Give every line of the material again, exactly as written.

Records from a dataset
______

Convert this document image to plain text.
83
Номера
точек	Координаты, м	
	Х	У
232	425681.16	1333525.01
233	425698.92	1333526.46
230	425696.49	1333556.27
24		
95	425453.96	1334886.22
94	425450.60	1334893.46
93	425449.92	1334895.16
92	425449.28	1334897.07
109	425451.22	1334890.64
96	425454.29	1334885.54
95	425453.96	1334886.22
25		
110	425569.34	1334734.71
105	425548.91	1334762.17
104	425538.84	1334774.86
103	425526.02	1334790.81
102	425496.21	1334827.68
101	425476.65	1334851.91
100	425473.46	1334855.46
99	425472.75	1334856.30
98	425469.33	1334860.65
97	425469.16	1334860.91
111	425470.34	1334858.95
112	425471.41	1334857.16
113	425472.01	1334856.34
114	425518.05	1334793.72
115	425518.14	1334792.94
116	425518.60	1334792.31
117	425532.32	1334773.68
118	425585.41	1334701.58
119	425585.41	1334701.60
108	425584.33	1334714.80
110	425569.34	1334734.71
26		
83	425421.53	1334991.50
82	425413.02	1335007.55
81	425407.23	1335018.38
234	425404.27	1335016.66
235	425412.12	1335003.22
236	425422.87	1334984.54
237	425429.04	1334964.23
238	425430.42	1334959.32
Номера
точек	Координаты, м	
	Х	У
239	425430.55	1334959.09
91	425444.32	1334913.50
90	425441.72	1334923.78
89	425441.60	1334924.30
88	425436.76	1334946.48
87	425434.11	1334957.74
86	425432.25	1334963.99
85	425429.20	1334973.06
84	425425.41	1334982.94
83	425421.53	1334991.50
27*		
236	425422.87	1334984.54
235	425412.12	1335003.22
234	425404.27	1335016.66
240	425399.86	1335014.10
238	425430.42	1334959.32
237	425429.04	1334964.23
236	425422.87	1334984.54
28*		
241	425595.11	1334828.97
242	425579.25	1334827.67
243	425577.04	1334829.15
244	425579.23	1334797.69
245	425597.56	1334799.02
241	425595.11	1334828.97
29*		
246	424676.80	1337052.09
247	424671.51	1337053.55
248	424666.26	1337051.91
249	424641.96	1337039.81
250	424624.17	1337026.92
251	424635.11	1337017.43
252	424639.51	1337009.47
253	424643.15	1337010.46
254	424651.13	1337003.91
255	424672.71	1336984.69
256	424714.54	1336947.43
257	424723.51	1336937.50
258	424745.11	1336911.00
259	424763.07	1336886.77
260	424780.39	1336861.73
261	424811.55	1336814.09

______

OUTPUT FOR THIS TASK
Convert this document image to plain text.
83
Номера
точек	Координаты, м	
	Х	У
232	425681.16	1333525.01
233	425698.92	1333526.46
230	425696.49	1333556.27
24		
95	425453.96	1334886.22
94	425450.60	1334893.46
93	425449.92	1334895.16
92	425449.28	1334897.07
109	425451.22	1334890.64
96	425454.29	1334885.54
95	425453.96	1334886.22
25		
110	425569.34	1334734.71
105	425548.91	1334762.17
104	425538.84	1334774.86
103	425526.02	1334790.81
102	425496.21	1334827.68
101	425476.65	1334851.91
100	425473.46	1334855.46
99	425472.75	1334856.30
98	425469.33	1334860.65
97	425469.16	1334860.91
111	425470.34	1334858.95
112	425471.41	1334857.16
113	425472.01	1334856.34
114	425518.05	1334793.72
115	425518.14	1334792.94
116	425518.60	1334792.31
117	425532.32	1334773.68
118	425585.41	1334701.58
119	425585.41	1334701.60
108	425584.33	1334714.80
110	425569.34	1334734.71
26		
83	425421.53	1334991.50
82	425413.02	1335007.55
81	425407.23	1335018.38
234	425404.27	1335016.66
235	425412.12	1335003.22
236	425422.87	1334984.54
237	425429.04	1334964.23
238	425430.42	1334959.32
Номера
точек	Координаты, м	
	Х	У
239	425430.55	1334959.09
91	425444.32	1334913.50
90	425441.72	1334923.78
89	425441.60	1334924.30
88	425436.76	1334946.48
87	425434.11	1334957.74
86	425432.25	1334963.99
85	425429.20	1334973.06
84	425425.41	1334982.94
83	425421.53	1334991.50
27*		
236	425422.87	1334984.54
235	425412.12	1335003.22
234	425404.27	1335016.66
240	425399.86	1335014.10
238	425430.42	1334959.32
237	425429.04	1334964.23
236	425422.87	1334984.54
28*		
241	425595.11	1334828.97
242	425579.25	1334827.67
243	425577.04	1334829.15
244	425579.23	1334797.69
245	425597.56	1334799.02
241	425595.11	1334828.97
29*		
246	424676.80	1337052.09
247	424671.51	1337053.55
248	424666.26	1337051.91
249	424641.96	1337039.81
250	424624.17	1337026.92
251	424635.11	1337017.43
252	424639.51	1337009.47
253	424643.15	1337010.46
254	424651.13	1337003.91
255	424672.71	1336984.69
256	424714.54	1336947.43
257	424723.51	1336937.50
258	424745.11	1336911.00
259	424763.07	1336886.77
260	424780.39	1336861.73
261	424811.55	1336814.09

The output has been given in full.